## Texte
━━━━━━━━━━━━━━━━━━━━━━━━━━━━━━
L'industrie américaine de l'éthanol produit annuellement environ 38 millions de tonnes métriques de coproduits de maïs, dont environ 8 millions de tonnes métriques de drêches de distillerie séchées avec des solubles (Dried Distillers Grains with Solubles, DDGS) qui sont utilisées dans les aliments porcins aux États-Unis.11 millions de tonnes supplémentaires de DDGS sont exportés vers 50 pays où une forte proportion est utilisée dans les aliments pour porcs. La plus grande partie de l'utilisation de DDGS dans les aliments pour porcs est pendant la phase de croissance-finition, et sa popularité est le résultat de son coût généralement faible en remplacement partiel du maïs et du tourteau de soja. En raison des économies importantes que les DDGS permettent souvent dans les régimes alimentaires des porcs, les nutritionnistes s'efforcent de maximiser leurs taux d'inclusion tout en maintenant les performances de croissance et la qualité de la carcasse. Cependant, l'un des obstacles potentiels à l'utilisation de forts apports de DDGS (>20%) dans les régimes de croissance-finition est l'effet sur la réduction de la fermeté de la graisse de la carcasse et de la poitrine, ce qui peut réduire l'acceptation des transformateurs et des consommateurs sur certains marchés.
━━━━━━━━━━━━━━━━━━━━━━━━━━━━━━
## Matériel fourni
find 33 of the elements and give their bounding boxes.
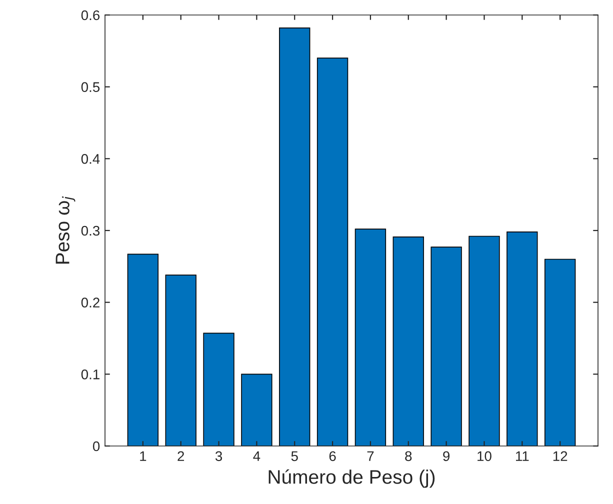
━━━━━━━━━━━━━━━━━━━━━━━━━━━━━━
## Travail à faire
**a.** Traduisez en anglais la phrase suivante du texte sur les drêches de distillerie dans l'alimentation porcine : « La plus grande partie de l'utilisation de DDGS dans les aliments pour porcs est pendant la phase de croissance-finition, et sa popularité est le résultat de son coût généralement faible en remplacement partiel du maïs et du tourteau de soja. »
**b.** Rédigez la suite du texte sur les drêches de distillerie dans l'alimentation porcine, en commençant juste après sa dernière phrase.

## Réponses par tâche
**a.** Most DDGS use in pig feed takes place during the grow-finish phase, and its popularity is the result of its generally low cost as a partial replacement for corn and soybean meal.

**b.**
Le DDGS de maïs est unique par rapport aux autres ingrédients alimentaires couramment utilisés, car il contient entre 4 et 12% d'huile de maïs. L'huile de maïs contient des concentrations élevées d'acides gras insaturés, en particulier l'acide linoléique (C18: 2). Par conséquent, lorsque les porcs en croissance-engraissement reçoivent des régimes riches en DDGS, avec une teneur élevée en matières grasses, la fermeté de la graisse et la qualité du bacon sont réduites (Figure 1, à droite) par rapport aux régimes maïs-soja (Figure 1, gauche) . Ces effets sont plus marqués chez les femelles (par rapport aux mâles castrés) et chez les porcs de lignées génétiques très maigres comparés aux porcs ayant plus de graisse de carcasse. Il est important de noter que cet effet peut également être observé en donnant de grandes quantités de diverses huiles, telles que l'huile de soja, qui contiennent une forte proportion d'acides gras insaturés.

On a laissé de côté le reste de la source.